» Source records:
========================================================================
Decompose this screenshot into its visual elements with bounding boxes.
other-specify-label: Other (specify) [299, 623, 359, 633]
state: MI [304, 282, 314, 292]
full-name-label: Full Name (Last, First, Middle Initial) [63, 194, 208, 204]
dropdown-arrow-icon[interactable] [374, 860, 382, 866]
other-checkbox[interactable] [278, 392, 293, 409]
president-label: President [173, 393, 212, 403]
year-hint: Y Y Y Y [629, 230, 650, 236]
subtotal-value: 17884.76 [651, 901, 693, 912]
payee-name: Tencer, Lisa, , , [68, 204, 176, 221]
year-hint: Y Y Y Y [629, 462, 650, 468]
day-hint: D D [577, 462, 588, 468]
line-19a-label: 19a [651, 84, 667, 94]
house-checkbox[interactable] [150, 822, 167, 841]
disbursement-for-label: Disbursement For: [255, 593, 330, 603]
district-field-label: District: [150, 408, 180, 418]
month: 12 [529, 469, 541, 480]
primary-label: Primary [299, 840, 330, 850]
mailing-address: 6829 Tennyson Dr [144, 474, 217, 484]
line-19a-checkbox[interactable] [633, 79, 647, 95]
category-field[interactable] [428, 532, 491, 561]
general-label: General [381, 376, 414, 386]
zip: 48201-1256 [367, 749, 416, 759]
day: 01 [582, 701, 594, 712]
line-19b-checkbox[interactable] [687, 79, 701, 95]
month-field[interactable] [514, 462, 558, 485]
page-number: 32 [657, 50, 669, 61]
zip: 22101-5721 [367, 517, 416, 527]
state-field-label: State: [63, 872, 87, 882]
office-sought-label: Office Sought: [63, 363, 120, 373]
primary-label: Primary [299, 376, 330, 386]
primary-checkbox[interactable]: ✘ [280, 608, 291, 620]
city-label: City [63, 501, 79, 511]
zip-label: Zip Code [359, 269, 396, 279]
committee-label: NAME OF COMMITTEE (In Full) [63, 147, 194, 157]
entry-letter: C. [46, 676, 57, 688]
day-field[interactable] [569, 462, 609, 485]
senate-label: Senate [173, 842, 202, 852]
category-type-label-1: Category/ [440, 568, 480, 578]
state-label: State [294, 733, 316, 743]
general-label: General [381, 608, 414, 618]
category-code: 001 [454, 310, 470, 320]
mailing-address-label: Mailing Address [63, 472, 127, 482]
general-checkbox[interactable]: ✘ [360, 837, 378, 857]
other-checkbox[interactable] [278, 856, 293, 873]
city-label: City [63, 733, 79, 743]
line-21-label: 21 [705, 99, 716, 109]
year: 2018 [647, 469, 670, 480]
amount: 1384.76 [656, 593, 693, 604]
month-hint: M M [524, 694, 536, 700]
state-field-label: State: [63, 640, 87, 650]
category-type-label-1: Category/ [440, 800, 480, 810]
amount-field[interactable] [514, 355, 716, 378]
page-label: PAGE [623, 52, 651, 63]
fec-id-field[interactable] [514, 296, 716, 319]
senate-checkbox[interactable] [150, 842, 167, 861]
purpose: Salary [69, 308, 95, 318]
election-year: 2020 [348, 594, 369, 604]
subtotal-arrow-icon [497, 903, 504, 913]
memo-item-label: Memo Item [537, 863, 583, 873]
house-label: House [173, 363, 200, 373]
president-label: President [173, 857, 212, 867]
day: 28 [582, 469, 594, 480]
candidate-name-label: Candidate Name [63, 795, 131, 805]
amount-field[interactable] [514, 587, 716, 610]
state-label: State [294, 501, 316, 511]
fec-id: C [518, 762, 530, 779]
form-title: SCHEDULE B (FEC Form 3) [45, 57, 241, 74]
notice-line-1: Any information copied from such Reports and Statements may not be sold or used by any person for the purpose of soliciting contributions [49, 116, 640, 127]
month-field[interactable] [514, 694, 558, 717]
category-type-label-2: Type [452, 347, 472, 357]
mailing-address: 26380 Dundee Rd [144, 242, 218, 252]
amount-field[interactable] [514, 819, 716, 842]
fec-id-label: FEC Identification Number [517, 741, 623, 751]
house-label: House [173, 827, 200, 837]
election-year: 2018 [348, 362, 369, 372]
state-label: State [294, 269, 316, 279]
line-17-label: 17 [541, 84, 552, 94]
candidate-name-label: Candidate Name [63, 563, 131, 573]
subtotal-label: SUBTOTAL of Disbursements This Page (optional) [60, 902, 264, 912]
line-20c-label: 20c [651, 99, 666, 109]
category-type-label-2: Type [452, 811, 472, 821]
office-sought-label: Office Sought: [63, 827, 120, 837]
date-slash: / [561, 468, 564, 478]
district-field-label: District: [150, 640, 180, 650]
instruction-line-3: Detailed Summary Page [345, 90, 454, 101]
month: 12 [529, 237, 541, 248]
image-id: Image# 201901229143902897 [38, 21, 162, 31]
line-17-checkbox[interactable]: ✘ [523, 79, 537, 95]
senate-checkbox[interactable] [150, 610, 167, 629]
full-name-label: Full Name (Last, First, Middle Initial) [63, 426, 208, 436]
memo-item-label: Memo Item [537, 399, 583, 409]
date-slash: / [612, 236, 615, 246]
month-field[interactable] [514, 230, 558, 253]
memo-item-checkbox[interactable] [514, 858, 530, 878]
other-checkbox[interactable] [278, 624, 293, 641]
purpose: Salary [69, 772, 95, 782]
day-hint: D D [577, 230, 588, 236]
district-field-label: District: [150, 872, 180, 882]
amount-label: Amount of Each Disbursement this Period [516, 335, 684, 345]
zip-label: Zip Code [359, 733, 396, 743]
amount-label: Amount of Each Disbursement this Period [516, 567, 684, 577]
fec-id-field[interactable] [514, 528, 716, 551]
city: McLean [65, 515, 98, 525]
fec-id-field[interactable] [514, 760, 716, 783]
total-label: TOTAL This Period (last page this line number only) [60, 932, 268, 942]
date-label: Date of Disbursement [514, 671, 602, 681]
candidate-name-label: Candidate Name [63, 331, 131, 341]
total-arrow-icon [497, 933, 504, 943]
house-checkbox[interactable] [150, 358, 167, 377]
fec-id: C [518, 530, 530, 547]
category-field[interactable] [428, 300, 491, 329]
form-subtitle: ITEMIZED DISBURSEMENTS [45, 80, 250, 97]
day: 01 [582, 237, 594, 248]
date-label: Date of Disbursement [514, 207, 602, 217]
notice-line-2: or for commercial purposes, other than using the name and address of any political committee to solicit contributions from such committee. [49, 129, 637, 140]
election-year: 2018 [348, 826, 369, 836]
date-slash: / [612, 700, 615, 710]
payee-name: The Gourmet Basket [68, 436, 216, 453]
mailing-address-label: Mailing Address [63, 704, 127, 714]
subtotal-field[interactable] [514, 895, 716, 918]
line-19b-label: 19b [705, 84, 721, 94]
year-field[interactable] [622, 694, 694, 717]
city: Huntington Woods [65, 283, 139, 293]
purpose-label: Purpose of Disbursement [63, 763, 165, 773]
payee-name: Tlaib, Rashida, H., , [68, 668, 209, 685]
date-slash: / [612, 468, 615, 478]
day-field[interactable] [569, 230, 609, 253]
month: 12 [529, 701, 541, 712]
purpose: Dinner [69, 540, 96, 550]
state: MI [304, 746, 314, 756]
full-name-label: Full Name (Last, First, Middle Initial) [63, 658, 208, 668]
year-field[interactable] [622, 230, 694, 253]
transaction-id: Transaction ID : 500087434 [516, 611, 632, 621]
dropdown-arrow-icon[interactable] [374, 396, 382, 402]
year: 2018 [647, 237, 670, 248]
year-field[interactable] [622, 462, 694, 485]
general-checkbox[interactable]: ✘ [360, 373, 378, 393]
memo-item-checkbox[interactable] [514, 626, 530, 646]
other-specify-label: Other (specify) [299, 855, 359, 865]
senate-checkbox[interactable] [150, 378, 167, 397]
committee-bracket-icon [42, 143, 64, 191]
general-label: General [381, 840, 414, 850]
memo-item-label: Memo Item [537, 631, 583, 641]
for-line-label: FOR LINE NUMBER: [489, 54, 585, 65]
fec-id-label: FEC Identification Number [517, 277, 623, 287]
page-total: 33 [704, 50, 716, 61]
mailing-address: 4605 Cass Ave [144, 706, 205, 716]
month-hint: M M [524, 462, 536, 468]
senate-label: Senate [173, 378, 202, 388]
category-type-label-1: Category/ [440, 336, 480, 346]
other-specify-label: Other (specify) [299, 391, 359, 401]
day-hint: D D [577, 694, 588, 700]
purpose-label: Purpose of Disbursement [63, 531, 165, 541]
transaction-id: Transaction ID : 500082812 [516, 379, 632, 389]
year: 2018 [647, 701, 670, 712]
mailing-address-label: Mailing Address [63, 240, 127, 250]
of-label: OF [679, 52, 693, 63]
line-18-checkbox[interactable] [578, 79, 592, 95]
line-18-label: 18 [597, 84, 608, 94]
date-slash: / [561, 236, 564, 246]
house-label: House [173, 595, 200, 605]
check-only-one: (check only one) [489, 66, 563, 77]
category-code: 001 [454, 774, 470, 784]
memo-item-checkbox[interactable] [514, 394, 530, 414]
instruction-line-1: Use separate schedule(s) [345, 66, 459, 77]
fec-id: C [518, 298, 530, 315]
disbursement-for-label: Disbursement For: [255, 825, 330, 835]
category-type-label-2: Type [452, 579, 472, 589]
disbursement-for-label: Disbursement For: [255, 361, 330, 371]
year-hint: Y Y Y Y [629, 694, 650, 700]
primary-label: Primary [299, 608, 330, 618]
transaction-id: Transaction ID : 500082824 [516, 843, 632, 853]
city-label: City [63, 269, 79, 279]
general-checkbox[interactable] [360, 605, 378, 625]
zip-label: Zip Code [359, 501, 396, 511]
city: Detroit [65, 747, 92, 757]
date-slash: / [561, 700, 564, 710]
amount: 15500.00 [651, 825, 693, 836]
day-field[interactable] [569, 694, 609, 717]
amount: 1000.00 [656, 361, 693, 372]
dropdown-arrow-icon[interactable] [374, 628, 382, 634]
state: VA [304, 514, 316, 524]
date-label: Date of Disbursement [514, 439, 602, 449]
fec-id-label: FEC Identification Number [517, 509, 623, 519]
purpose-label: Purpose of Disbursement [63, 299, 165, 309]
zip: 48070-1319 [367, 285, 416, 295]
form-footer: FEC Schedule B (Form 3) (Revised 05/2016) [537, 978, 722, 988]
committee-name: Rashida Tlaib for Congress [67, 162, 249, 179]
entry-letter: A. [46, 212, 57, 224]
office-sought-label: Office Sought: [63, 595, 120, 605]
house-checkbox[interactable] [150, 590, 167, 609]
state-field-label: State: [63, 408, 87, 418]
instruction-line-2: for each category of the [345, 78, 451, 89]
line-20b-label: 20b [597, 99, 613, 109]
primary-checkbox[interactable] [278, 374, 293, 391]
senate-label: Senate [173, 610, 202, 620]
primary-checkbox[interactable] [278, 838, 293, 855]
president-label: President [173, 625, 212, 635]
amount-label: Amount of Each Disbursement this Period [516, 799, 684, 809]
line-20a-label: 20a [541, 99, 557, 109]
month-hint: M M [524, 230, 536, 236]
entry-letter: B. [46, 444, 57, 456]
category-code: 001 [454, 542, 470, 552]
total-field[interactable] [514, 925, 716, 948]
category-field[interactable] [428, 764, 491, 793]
========================================================================
» Your objective: Set down, word for word, the lines of the entries from the first one through the line containing "payee-name: Tencer, Lisa, , , [68, 204, 176, 221]", with both ends included.

» Answer to the exercise:
Decompose this screenshot into its visual elements with bounding boxes.
other-specify-label: Other (specify) [299, 623, 359, 633]
state: MI [304, 282, 314, 292]
full-name-label: Full Name (Last, First, Middle Initial) [63, 194, 208, 204]
dropdown-arrow-icon[interactable] [374, 860, 382, 866]
other-checkbox[interactable] [278, 392, 293, 409]
president-label: President [173, 393, 212, 403]
year-hint: Y Y Y Y [629, 230, 650, 236]
subtotal-value: 17884.76 [651, 901, 693, 912]
payee-name: Tencer, Lisa, , , [68, 204, 176, 221]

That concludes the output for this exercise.